| PROVIDED INFORMATION |
☆ ☆ ☆

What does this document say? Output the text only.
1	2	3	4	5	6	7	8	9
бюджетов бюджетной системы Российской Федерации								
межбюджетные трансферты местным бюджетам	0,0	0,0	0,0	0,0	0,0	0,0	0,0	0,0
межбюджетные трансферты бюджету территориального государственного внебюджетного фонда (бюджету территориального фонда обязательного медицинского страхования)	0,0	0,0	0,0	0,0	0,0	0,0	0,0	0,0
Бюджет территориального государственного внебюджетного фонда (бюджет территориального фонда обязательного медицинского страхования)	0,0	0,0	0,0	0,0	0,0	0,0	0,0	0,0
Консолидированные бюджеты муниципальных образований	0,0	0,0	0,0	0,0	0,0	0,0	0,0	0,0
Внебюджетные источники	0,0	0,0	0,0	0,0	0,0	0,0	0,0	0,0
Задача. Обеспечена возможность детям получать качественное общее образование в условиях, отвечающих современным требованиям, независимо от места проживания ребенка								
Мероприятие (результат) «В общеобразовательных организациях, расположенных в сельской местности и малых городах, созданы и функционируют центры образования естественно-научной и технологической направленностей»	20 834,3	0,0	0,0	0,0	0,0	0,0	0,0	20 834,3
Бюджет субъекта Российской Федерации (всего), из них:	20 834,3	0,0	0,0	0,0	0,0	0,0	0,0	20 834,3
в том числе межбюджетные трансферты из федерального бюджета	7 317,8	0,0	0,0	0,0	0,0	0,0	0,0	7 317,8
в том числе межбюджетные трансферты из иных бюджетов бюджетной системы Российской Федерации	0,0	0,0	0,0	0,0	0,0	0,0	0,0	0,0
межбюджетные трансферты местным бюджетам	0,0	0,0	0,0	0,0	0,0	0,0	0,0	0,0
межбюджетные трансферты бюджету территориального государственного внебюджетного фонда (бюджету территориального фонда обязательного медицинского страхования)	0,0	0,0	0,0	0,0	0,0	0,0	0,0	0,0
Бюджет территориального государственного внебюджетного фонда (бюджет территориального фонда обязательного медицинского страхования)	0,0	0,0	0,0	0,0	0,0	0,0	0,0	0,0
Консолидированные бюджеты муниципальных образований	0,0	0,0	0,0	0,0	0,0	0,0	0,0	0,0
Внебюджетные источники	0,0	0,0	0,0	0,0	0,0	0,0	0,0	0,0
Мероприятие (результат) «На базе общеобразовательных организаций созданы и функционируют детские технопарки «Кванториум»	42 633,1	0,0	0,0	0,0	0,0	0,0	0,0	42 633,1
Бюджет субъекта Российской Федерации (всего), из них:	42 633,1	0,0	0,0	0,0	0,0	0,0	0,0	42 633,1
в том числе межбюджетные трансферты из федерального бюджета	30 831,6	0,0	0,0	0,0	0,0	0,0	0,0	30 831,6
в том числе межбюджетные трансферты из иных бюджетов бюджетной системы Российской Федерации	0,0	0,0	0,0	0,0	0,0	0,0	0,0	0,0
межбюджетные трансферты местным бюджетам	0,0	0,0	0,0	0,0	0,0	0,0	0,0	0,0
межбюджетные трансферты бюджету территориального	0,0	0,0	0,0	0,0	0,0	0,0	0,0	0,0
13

☆ ☆ ☆

| JOB |
For the material, find the number of lines holding the word "федерального" and give that figure and nothing more.

| RESULT |
2